*** RECORDS SUPPLIED

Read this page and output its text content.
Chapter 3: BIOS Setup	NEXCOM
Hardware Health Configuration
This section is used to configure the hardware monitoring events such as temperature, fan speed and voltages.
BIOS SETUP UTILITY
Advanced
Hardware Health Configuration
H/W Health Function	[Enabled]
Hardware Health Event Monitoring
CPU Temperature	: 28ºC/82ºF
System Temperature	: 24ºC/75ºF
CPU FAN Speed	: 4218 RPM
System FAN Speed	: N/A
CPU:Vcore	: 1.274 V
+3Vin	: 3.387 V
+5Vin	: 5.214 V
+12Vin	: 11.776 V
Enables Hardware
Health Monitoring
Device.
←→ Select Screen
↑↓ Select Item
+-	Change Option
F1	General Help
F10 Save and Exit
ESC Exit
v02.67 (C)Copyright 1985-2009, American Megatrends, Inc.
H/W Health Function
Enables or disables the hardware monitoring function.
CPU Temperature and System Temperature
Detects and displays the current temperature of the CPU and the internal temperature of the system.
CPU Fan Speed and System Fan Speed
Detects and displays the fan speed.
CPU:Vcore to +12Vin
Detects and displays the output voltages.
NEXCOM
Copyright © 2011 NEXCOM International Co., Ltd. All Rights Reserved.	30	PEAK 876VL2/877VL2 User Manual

******
*** RECORDS SUPPLIED

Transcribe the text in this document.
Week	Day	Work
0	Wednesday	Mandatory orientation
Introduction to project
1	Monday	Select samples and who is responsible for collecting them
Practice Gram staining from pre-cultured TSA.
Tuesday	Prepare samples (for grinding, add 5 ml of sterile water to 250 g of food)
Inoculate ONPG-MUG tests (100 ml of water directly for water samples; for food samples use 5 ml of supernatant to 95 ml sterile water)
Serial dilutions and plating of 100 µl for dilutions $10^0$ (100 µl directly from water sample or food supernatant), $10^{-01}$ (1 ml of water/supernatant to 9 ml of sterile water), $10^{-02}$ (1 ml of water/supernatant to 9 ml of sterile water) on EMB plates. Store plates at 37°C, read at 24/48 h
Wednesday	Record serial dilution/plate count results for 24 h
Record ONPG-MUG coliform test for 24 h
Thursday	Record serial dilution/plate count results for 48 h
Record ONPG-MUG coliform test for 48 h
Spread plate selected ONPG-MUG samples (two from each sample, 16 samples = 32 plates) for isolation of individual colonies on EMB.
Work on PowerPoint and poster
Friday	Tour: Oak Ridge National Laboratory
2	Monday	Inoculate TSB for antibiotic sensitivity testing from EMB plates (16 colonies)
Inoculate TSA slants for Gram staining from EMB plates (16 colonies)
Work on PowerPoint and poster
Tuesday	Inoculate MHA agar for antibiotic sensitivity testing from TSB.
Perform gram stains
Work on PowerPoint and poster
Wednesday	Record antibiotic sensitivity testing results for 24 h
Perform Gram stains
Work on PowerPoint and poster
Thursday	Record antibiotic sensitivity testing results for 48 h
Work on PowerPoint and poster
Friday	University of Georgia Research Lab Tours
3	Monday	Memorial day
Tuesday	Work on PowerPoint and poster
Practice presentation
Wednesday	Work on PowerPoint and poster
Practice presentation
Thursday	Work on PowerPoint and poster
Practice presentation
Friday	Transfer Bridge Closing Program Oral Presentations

******
*** RECORDS SUPPLIED

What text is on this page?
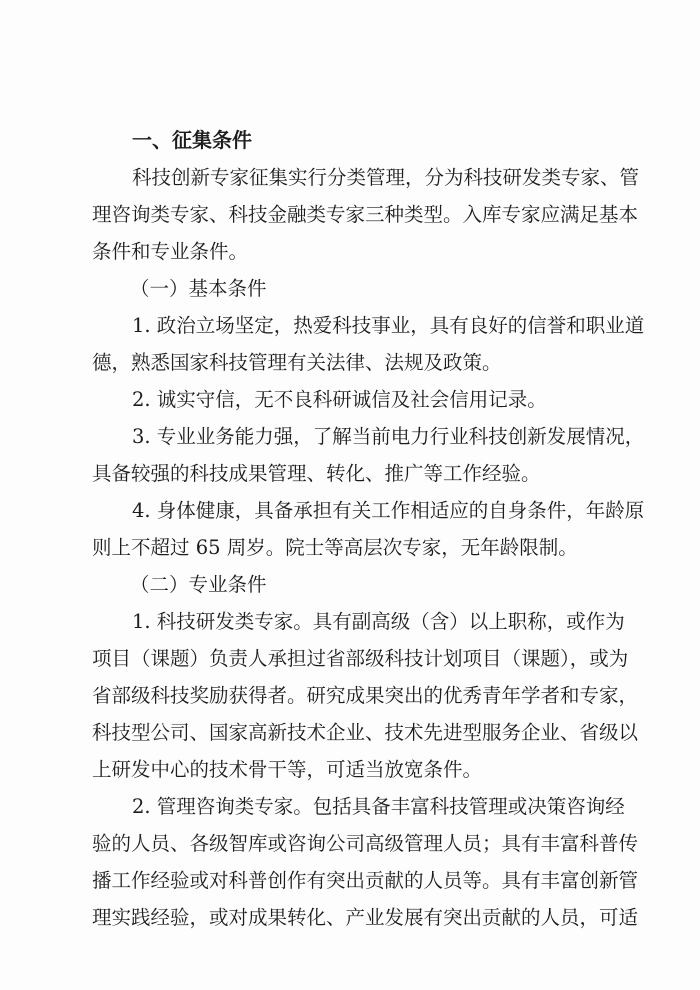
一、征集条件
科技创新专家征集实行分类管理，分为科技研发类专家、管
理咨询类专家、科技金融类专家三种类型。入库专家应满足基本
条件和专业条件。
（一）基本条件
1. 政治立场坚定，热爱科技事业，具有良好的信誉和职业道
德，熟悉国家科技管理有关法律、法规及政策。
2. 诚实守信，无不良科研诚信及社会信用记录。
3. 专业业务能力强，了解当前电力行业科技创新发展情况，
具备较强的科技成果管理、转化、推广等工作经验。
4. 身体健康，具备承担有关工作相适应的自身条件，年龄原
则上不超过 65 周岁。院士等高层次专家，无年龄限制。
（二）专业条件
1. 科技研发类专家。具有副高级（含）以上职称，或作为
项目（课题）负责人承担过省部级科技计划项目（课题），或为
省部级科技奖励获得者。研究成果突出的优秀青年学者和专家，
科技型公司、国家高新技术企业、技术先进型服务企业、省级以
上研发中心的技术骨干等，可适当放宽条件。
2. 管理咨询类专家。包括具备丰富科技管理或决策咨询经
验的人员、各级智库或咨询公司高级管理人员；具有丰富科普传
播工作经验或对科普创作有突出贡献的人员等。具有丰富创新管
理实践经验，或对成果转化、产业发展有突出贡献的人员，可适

******

Tell how many lines contain the word "Enables", using only the number.

▶ **SOLUTION FOR THIS PROBLEM**: 2